## RECORDS SUPPLIED
● ● ● ● ●

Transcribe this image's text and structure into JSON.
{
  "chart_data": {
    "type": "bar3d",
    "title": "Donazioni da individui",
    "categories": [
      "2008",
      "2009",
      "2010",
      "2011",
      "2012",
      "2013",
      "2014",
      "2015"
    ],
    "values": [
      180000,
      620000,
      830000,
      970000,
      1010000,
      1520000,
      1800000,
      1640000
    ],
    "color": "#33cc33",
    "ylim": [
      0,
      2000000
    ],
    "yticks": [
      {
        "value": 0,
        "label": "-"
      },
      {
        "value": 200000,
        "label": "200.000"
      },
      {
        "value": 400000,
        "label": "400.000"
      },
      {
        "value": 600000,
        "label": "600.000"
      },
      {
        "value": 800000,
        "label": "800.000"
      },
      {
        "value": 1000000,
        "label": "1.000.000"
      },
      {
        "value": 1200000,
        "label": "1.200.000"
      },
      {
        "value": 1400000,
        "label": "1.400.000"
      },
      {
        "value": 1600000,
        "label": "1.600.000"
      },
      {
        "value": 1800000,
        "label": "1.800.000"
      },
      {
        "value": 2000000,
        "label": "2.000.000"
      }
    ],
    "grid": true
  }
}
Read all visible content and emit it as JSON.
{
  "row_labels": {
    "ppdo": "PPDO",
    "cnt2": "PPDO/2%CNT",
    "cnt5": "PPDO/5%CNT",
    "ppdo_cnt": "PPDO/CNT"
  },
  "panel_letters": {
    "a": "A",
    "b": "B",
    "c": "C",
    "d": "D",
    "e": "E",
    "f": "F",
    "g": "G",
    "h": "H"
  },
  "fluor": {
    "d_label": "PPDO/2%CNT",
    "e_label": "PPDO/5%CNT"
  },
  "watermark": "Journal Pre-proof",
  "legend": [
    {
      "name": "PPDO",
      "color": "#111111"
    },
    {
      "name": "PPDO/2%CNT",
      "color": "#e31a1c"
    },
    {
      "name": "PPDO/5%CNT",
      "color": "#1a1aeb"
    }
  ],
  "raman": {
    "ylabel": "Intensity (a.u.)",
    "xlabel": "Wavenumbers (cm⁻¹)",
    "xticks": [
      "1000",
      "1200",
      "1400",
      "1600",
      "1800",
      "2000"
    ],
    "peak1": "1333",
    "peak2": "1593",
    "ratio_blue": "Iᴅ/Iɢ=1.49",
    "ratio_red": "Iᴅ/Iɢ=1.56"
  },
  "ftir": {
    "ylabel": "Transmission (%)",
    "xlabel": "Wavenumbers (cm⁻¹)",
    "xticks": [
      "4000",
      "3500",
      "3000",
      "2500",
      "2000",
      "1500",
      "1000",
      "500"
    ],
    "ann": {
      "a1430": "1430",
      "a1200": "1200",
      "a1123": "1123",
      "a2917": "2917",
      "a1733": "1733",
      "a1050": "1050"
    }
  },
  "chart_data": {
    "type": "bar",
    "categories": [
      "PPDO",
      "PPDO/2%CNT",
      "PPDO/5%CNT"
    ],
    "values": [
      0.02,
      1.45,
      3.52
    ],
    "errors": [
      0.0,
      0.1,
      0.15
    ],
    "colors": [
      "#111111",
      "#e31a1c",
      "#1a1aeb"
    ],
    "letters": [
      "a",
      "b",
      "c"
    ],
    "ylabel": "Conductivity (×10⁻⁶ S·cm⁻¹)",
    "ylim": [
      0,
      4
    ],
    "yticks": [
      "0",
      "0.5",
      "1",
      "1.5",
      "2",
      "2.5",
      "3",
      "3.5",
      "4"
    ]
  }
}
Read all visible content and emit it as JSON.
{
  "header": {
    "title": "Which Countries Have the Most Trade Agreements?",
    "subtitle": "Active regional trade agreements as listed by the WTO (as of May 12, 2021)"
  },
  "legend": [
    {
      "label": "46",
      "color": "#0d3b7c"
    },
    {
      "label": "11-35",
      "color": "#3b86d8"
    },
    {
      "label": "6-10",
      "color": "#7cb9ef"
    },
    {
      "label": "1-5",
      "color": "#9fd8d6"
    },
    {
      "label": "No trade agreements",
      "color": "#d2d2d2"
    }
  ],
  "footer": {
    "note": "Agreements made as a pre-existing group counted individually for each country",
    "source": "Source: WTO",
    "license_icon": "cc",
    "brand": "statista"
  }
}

● ● ● ● ●

## YOUR INSTRUCTIONS
Filter the records, keeping only lines that contain "ylabel", and show those lines.

## OUTPUT FOR THIS TASK
    "ylabel": "Intensity (a.u.)",
    "ylabel": "Transmission (%)",
    "ylabel": "Conductivity (×10⁻⁶ S·cm⁻¹)",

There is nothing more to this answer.